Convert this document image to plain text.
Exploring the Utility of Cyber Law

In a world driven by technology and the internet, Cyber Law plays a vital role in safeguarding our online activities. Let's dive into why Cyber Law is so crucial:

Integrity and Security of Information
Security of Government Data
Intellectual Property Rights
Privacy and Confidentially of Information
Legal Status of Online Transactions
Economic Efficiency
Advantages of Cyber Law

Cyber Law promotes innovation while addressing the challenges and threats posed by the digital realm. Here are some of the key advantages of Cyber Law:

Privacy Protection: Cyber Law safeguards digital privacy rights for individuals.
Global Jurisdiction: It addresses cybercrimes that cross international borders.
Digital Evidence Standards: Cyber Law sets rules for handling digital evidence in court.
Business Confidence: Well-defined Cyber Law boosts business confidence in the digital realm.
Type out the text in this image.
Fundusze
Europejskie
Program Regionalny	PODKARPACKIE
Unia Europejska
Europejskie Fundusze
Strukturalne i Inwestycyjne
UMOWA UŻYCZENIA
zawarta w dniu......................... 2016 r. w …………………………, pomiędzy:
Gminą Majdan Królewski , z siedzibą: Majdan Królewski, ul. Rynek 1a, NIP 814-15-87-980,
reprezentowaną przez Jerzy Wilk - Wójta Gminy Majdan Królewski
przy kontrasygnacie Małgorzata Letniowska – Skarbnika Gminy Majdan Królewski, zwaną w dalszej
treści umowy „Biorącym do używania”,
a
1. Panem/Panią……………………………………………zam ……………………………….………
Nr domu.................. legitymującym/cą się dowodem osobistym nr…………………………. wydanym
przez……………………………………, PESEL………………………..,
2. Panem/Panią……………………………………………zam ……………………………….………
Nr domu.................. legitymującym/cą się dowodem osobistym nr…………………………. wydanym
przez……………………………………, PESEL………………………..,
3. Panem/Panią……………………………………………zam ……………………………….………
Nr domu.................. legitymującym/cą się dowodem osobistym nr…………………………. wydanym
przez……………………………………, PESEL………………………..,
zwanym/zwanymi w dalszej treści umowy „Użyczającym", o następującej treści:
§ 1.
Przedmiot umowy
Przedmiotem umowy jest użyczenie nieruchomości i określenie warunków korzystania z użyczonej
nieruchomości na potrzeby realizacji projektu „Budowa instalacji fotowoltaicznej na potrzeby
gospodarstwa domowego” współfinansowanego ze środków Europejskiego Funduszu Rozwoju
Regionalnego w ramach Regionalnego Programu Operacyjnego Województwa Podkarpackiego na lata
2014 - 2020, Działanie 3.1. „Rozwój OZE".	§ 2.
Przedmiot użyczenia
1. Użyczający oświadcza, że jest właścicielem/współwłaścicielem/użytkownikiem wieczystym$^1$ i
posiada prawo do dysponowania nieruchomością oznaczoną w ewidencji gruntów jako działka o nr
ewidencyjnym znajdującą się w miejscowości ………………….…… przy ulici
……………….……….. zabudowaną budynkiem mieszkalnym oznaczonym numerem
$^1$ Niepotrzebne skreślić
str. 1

◆ ◆ ◆ ◆ ◆

Copy down the material exactly as written.

Convert this document image to plain text.
Exploring the Utility of Cyber Law

In a world driven by technology and the internet, Cyber Law plays a vital role in safeguarding our online activities. Let's dive into why Cyber Law is so crucial:

Integrity and Security of Information
Security of Government Data
Intellectual Property Rights
Privacy and Confidentially of Information
Legal Status of Online Transactions
Economic Efficiency
Advantages of Cyber Law

Cyber Law promotes innovation while addressing the challenges and threats posed by the digital realm. Here are some of the key advantages of Cyber Law:

Privacy Protection: Cyber Law safeguards digital privacy rights for individuals.
Global Jurisdiction: It addresses cybercrimes that cross international borders.
Digital Evidence Standards: Cyber Law sets rules for handling digital evidence in court.
Business Confidence: Well-defined Cyber Law boosts business confidence in the digital realm.
Type out the text in this image.
Fundusze
Europejskie
Program Regionalny	PODKARPACKIE
Unia Europejska
Europejskie Fundusze
Strukturalne i Inwestycyjne
UMOWA UŻYCZENIA
zawarta w dniu......................... 2016 r. w …………………………, pomiędzy:
Gminą Majdan Królewski , z siedzibą: Majdan Królewski, ul. Rynek 1a, NIP 814-15-87-980,
reprezentowaną przez Jerzy Wilk - Wójta Gminy Majdan Królewski
przy kontrasygnacie Małgorzata Letniowska – Skarbnika Gminy Majdan Królewski, zwaną w dalszej
treści umowy „Biorącym do używania”,
a
1. Panem/Panią……………………………………………zam ……………………………….………
Nr domu.................. legitymującym/cą się dowodem osobistym nr…………………………. wydanym
przez……………………………………, PESEL………………………..,
2. Panem/Panią……………………………………………zam ……………………………….………
Nr domu.................. legitymującym/cą się dowodem osobistym nr…………………………. wydanym
przez……………………………………, PESEL………………………..,
3. Panem/Panią……………………………………………zam ……………………………….………
Nr domu.................. legitymującym/cą się dowodem osobistym nr…………………………. wydanym
przez……………………………………, PESEL………………………..,
zwanym/zwanymi w dalszej treści umowy „Użyczającym", o następującej treści:
§ 1.
Przedmiot umowy
Przedmiotem umowy jest użyczenie nieruchomości i określenie warunków korzystania z użyczonej
nieruchomości na potrzeby realizacji projektu „Budowa instalacji fotowoltaicznej na potrzeby
gospodarstwa domowego” współfinansowanego ze środków Europejskiego Funduszu Rozwoju
Regionalnego w ramach Regionalnego Programu Operacyjnego Województwa Podkarpackiego na lata
2014 - 2020, Działanie 3.1. „Rozwój OZE".	§ 2.
Przedmiot użyczenia
1. Użyczający oświadcza, że jest właścicielem/współwłaścicielem/użytkownikiem wieczystym$^1$ i
posiada prawo do dysponowania nieruchomością oznaczoną w ewidencji gruntów jako działka o nr
ewidencyjnym znajdującą się w miejscowości ………………….…… przy ulici
……………….……….. zabudowaną budynkiem mieszkalnym oznaczonym numerem
$^1$ Niepotrzebne skreślić
str. 1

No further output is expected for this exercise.